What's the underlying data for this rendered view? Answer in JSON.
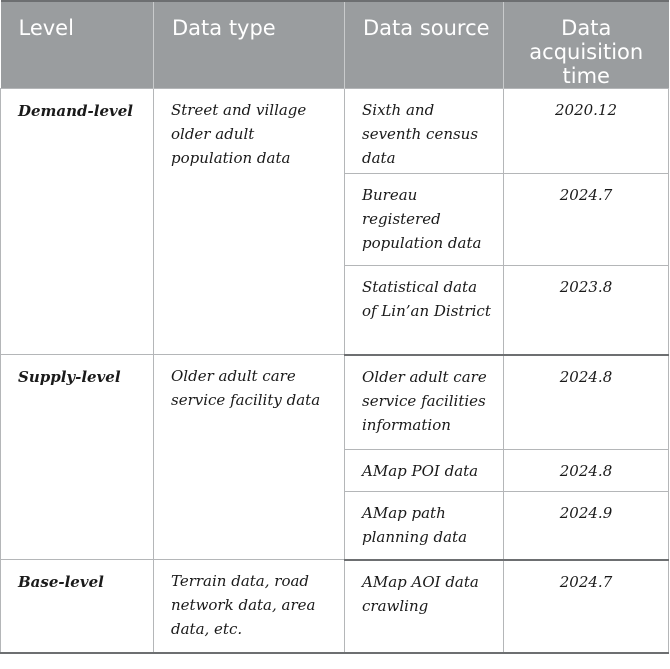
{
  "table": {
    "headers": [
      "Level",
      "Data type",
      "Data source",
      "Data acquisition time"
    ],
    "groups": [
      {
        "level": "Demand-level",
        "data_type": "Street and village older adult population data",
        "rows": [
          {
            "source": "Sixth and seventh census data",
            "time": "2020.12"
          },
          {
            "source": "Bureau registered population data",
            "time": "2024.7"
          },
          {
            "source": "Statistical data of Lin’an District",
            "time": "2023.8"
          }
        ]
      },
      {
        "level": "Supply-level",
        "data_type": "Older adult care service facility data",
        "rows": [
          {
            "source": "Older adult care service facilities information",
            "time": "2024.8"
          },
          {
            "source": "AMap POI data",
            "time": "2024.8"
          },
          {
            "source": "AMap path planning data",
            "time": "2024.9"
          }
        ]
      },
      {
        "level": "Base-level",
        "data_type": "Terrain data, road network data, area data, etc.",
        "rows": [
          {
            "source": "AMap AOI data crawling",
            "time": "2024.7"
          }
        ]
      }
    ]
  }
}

--

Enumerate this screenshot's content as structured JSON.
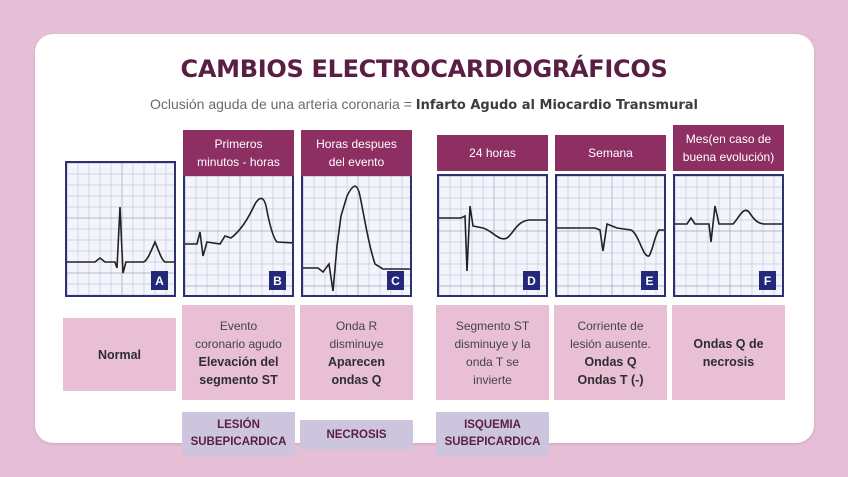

---

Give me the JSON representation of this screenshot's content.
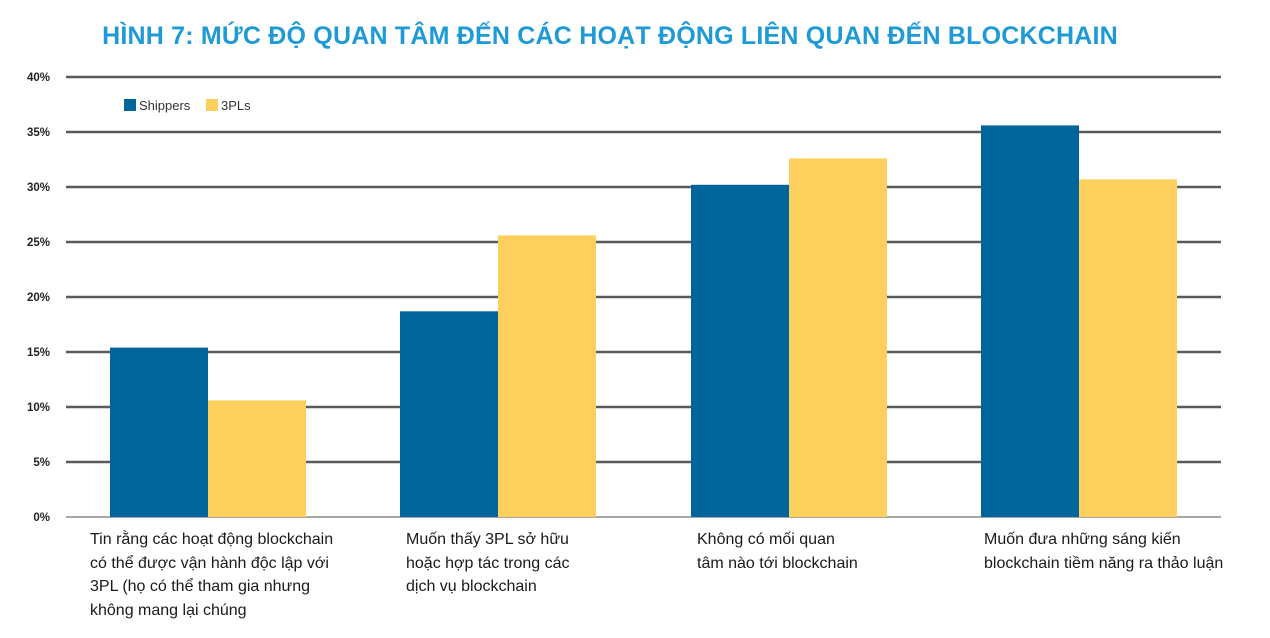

> **TASK INSTRUCTIONS**
How many of these lines contain "content"? Write only the number.

> **THE RESPONSE**
2